# Tasks for this exercise
1) In the information entropy excerpt, what name did Shannon give to pure compressed content?
2) Reproduce word for word the part of the information entropy excerpt that opens with the words containing "As it turns" and closes with "its information entropy.".

# Source excerpt
..............................

As it turns out most things that contain a lot of data, actually contain very little real information.  (Think of how often a 300 page book is simply a 3,000 word essay fleshed out to 100,000 words.)  According to Shannon most data in a data stream is “redundant” and can be “compressed” to its pure information content.  Shannon called this pure compressed content “information entropy”, and the more incompressible a system is, the higher will be its information entropy.

Information Entropy is in effect, “the limit of compression of redundant information”; it is pure information undiluted by repetitive redundancy.  For our purposes we can use this concept of information entropy to think about the structure and dynamics of linear and nonlinear systems.

The description (mathematical or otherwise) of the structure or dynamics of a simple linear system will, after compression, have a low information entropy; while that of a more complex nonlinear system will, after compression, have a higher information entropy.  This higher information entropy makes complex systems harder to mathematically express (and thus harder to predict).


So is any this important?  Absolutely it is.  We live in a universe of nonlinear dynamics, some of it mathematically compressible, some of it not.  For 350 years we studied the compressible stuff, but chaos theory was to be our first real introduction to the “Creative Power of Incompressible Dynamics”.

Unfortunately Physics obsession with, and myopic focus on, linearity and prediction meant that when Chaos Mathematics was first discovered, we concentrated solely on the fact that all its internally-generated nonlinearity makes a system difficult to predict.

But for too long now has Chaos Theory been held back by its association with the idea of SDIC.  Chaos Theory, is more than just the Butterfly Effect.  The time has come for the world to realise that

Nonlinear Dynamics, are the “Incompressible Dynamics of Diversity”

and it is these dynamics when combined with “Incompressible Mutual Reinforcement” that are the universe’s chosen receipt for the “Emergence of Incompressible Complexity”

..............................

# Data lines
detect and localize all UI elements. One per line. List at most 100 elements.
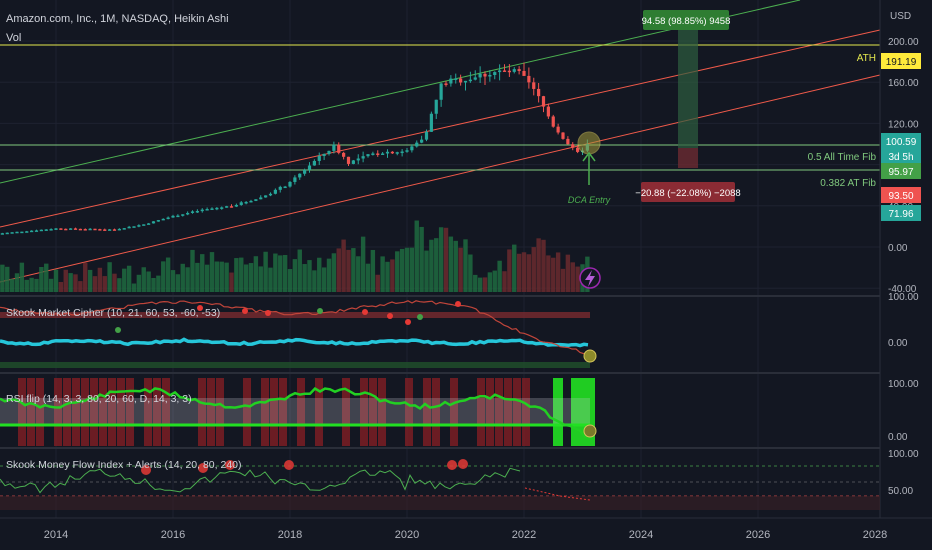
mfi-pane[interactable]: Skook Money Flow Index + Alerts (14, 20,…: [0, 459, 880, 510]
volume-bar: [414, 220, 419, 292]
rsi-tick-100: 100.00: [888, 379, 919, 390]
candle-body: [229, 206, 234, 208]
volume-bar: [253, 256, 259, 292]
rsi-band: [486, 378, 494, 446]
volume-bar: [424, 250, 429, 292]
volume-bar: [531, 247, 536, 292]
price-tick: 200.00: [888, 37, 919, 48]
loss-zone[interactable]: [678, 148, 698, 168]
candle-body: [210, 208, 214, 210]
candle-body: [278, 186, 282, 190]
rsi-band: [162, 378, 170, 446]
mfi-alert-dot: [458, 459, 468, 469]
time-label: 2022: [512, 529, 536, 541]
candle-body: [73, 228, 78, 230]
volume-bar: [44, 263, 49, 292]
candle-body: [356, 158, 360, 161]
candle-body: [147, 223, 151, 225]
volume-bar: [19, 262, 25, 292]
volume-bar: [536, 238, 541, 292]
candle-body: [546, 106, 550, 117]
svg-text:95.97: 95.97: [888, 167, 913, 178]
volume-bar: [438, 227, 444, 292]
mfi-tick-50: 50.00: [888, 486, 913, 497]
candle-body: [498, 70, 502, 73]
volume-bar: [555, 252, 561, 292]
volume-bar: [497, 260, 502, 292]
loss-box[interactable]: −20.88 (−22.08%) −2088: [635, 182, 741, 202]
volume-bar: [468, 254, 473, 292]
candle-body: [268, 193, 273, 196]
volume-bar: [239, 257, 244, 292]
volume-bar: [200, 254, 205, 292]
market-cipher-pane[interactable]: Skook Market Cipher (10, 21, 60, 53, -60…: [0, 300, 597, 368]
cipher-dot: [387, 313, 393, 319]
candle-body: [54, 228, 58, 230]
candle-body: [200, 209, 204, 212]
volume-bar: [141, 267, 146, 292]
volume-bar: [234, 258, 239, 292]
dca-entry-label: DCA Entry: [568, 195, 611, 205]
rsi-pane[interactable]: RSI flip (14, 3, 3, 80, 20, 60, D, 14, 3…: [0, 378, 597, 446]
fib-05-label: 0.5 All Time Fib: [808, 152, 877, 163]
time-axis[interactable]: 2014 2016 2018 2020 2022 2024 2026 2028: [44, 529, 887, 541]
candle-body: [502, 70, 507, 72]
target-box[interactable]: 94.58 (98.85%) 9458: [642, 10, 731, 30]
volume-bar: [507, 249, 512, 292]
cipher-dot: [362, 309, 368, 315]
volume-bar: [336, 248, 341, 292]
target-zone[interactable]: [678, 30, 698, 148]
volume-bar: [175, 274, 181, 292]
volume-bar: [512, 244, 517, 292]
candle-body: [25, 231, 29, 233]
candle-body: [83, 229, 87, 231]
price-badge: 95.97: [881, 163, 921, 179]
mfi-label: Skook Money Flow Index + Alerts (14, 20,…: [6, 459, 242, 471]
rsi-band: [495, 378, 503, 446]
channel-upper-line[interactable]: [0, 0, 801, 184]
rsi-band: [450, 378, 458, 446]
price-badges: 191.19 100.59 3d 5h 95.97 93.50 71.96: [881, 53, 921, 221]
volume-bar: [395, 251, 400, 292]
candle-body: [190, 211, 195, 213]
dca-entry-marker[interactable]: DCA Entry: [568, 131, 611, 205]
cipher-tick-100: 100.00: [888, 292, 919, 303]
cipher-label: Skook Market Cipher (10, 21, 60, 53, -60…: [6, 307, 220, 319]
volume-bar: [565, 254, 571, 292]
indicator-axis[interactable]: 100.00 0.00 100.00 0.00 100.00 50.00: [888, 292, 919, 497]
svg-text:93.50: 93.50: [888, 191, 913, 202]
volume-bar: [482, 277, 488, 292]
candle-body: [264, 195, 268, 198]
cipher-tick-0: 0.00: [888, 338, 908, 349]
rsi-band: [378, 378, 386, 446]
candle-body: [137, 225, 141, 227]
volume-bar: [0, 264, 5, 292]
volume-bar: [243, 264, 249, 292]
candle-body: [541, 96, 546, 107]
candle-body: [132, 226, 136, 228]
lightning-icon[interactable]: [579, 267, 601, 289]
volume-bar: [434, 238, 439, 292]
candle-body: [346, 156, 351, 164]
candle-body: [439, 83, 443, 100]
candle-body: [161, 218, 165, 221]
candle-body: [293, 177, 297, 182]
cipher-dot: [197, 305, 203, 311]
channel-lower-line[interactable]: [0, 74, 881, 283]
volume-bar: [317, 257, 322, 292]
volume-bar: [136, 274, 142, 292]
candle-body: [44, 229, 48, 231]
channel-mid-line[interactable]: [0, 29, 881, 228]
candle-body: [517, 69, 521, 71]
target-box-text: 94.58 (98.85%) 9458: [642, 16, 731, 27]
volume-bar: [273, 253, 278, 292]
candle-body: [327, 150, 331, 154]
volume-bar: [195, 262, 200, 292]
volume-bar: [312, 270, 317, 292]
candle-body: [244, 201, 248, 204]
volume-bar: [292, 259, 298, 292]
volume-bar: [356, 256, 361, 292]
candle-body: [10, 232, 14, 234]
volume-bar: [87, 269, 93, 292]
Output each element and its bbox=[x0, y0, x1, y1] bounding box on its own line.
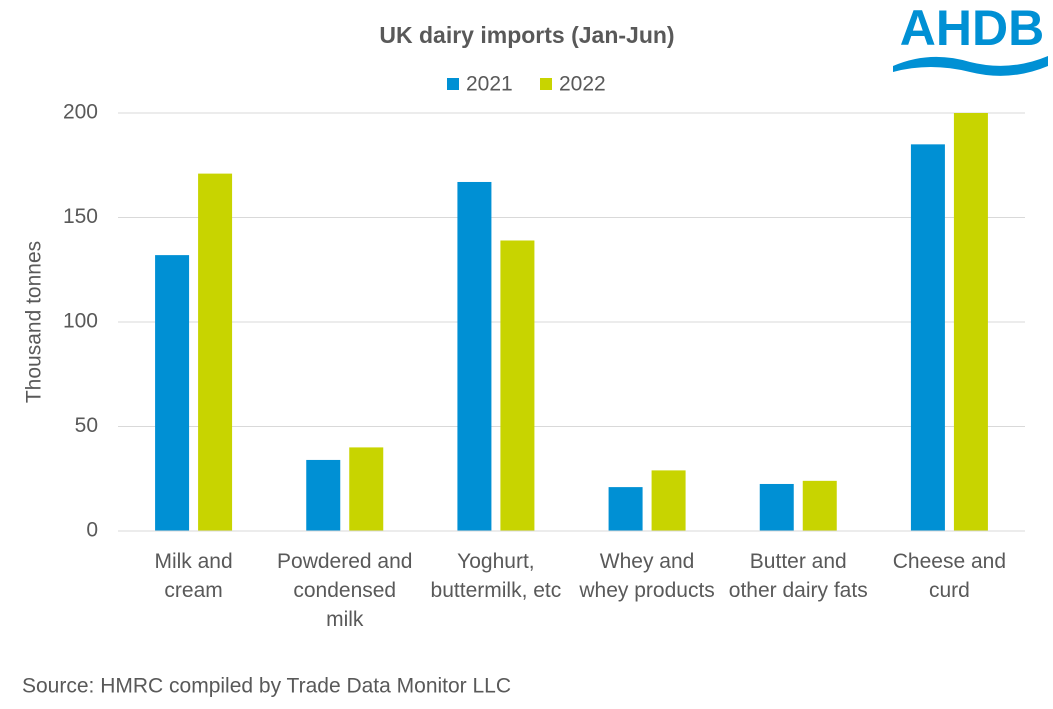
legend-label: 2021 bbox=[466, 73, 513, 96]
legend-swatch bbox=[447, 78, 459, 90]
bar bbox=[651, 470, 686, 531]
y-tick-label: 100 bbox=[63, 310, 98, 333]
bar bbox=[349, 447, 384, 531]
y-tick-label: 200 bbox=[63, 101, 98, 124]
chart-title: UK dairy imports (Jan-Jun) bbox=[379, 22, 674, 48]
x-tick-label-box: Cheese and curd bbox=[892, 550, 1007, 602]
x-tick-label: Cheese and curd bbox=[892, 550, 1007, 602]
logo-text: AHDB bbox=[900, 0, 1044, 56]
y-tick-label: 150 bbox=[63, 205, 98, 228]
source: Source: HMRC compiled by Trade Data Moni… bbox=[22, 675, 511, 698]
x-tick-label-box: Yoghurt, buttermilk, etc bbox=[430, 550, 562, 602]
x-tick-label: Butter and other dairy fats bbox=[728, 550, 868, 602]
bar bbox=[802, 480, 837, 531]
bar bbox=[953, 113, 988, 531]
x-tick-label: Whey and whey products bbox=[579, 550, 715, 602]
x-tick-label-box: Butter and other dairy fats bbox=[728, 550, 868, 602]
x-tick-label: Milk and cream bbox=[154, 550, 233, 602]
x-tick-label: Yoghurt, buttermilk, etc bbox=[430, 550, 562, 602]
x-tick-label: Powdered and condensed milk bbox=[277, 550, 413, 631]
legend-label: 2022 bbox=[559, 73, 606, 96]
logo: AHDB bbox=[893, 0, 1048, 76]
y-axis-label: Thousand tonnes bbox=[23, 241, 46, 403]
bar bbox=[155, 255, 190, 531]
x-tick-label-box: Whey and whey products bbox=[579, 550, 715, 602]
logo-wave bbox=[893, 56, 1048, 76]
bar bbox=[759, 483, 794, 531]
bar bbox=[500, 240, 535, 532]
bar bbox=[910, 144, 945, 531]
y-tick-label: 50 bbox=[75, 414, 98, 437]
bar bbox=[608, 487, 643, 531]
legend-swatch bbox=[540, 78, 552, 90]
x-tick-label-box: Powdered and condensed milk bbox=[277, 550, 413, 631]
bar bbox=[457, 181, 492, 531]
y-tick-label: 0 bbox=[86, 519, 98, 542]
bar bbox=[198, 173, 233, 532]
x-tick-label-box: Milk and cream bbox=[154, 550, 233, 602]
bar bbox=[306, 459, 341, 531]
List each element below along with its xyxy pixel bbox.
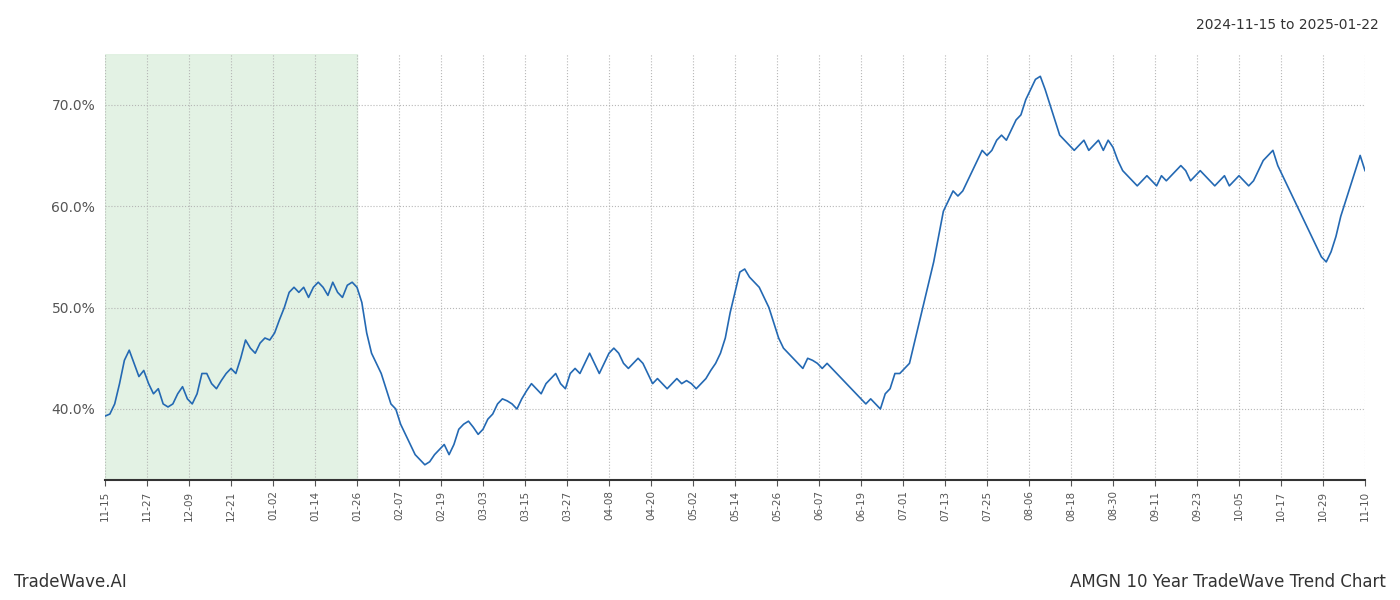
Text: AMGN 10 Year TradeWave Trend Chart: AMGN 10 Year TradeWave Trend Chart — [1070, 573, 1386, 591]
Text: 2024-11-15 to 2025-01-22: 2024-11-15 to 2025-01-22 — [1196, 18, 1379, 32]
Text: TradeWave.AI: TradeWave.AI — [14, 573, 127, 591]
Bar — [105, 54, 357, 480]
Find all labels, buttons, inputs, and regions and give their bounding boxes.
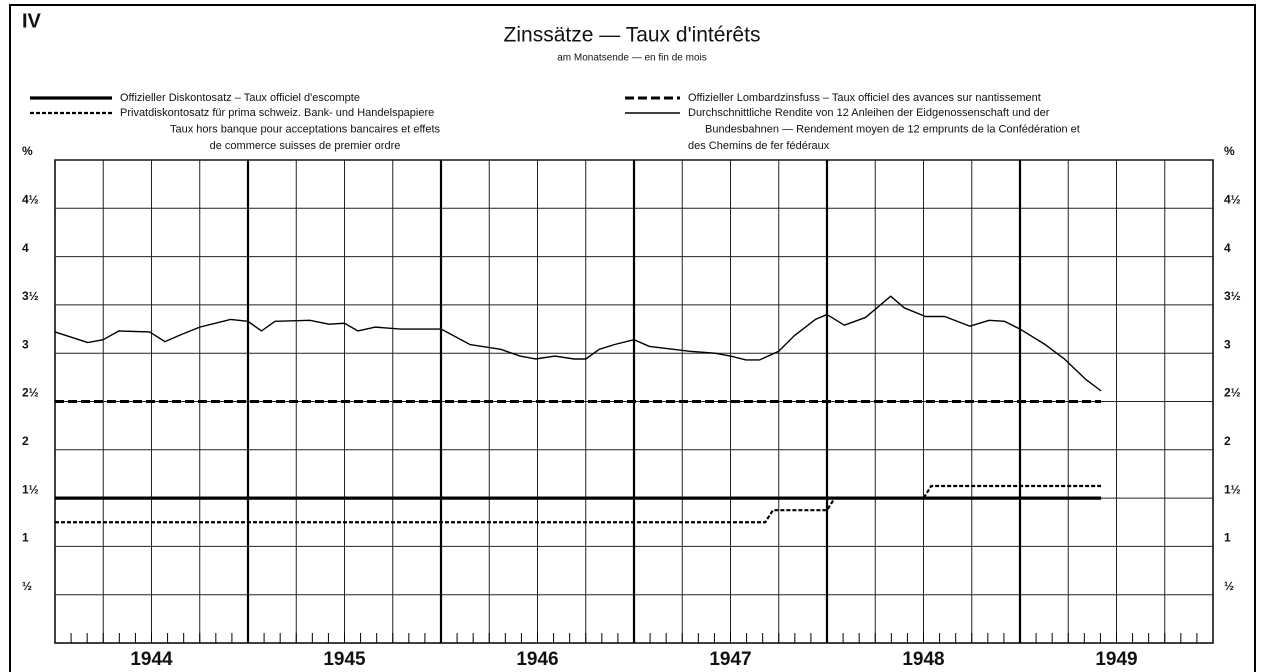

..............................

# The answers
1) Information entropy

2)
As it turns out most things that contain a lot of data, actually contain very little real information.  (Think of how often a 300 page book is simply a 3,000 word essay fleshed out to 100,000 words.)  According to Shannon most data in a data stream is “redundant” and can be “compressed” to its pure information content.  Shannon called this pure compressed content “information entropy”, and the more incompressible a system is, the higher will be its information entropy.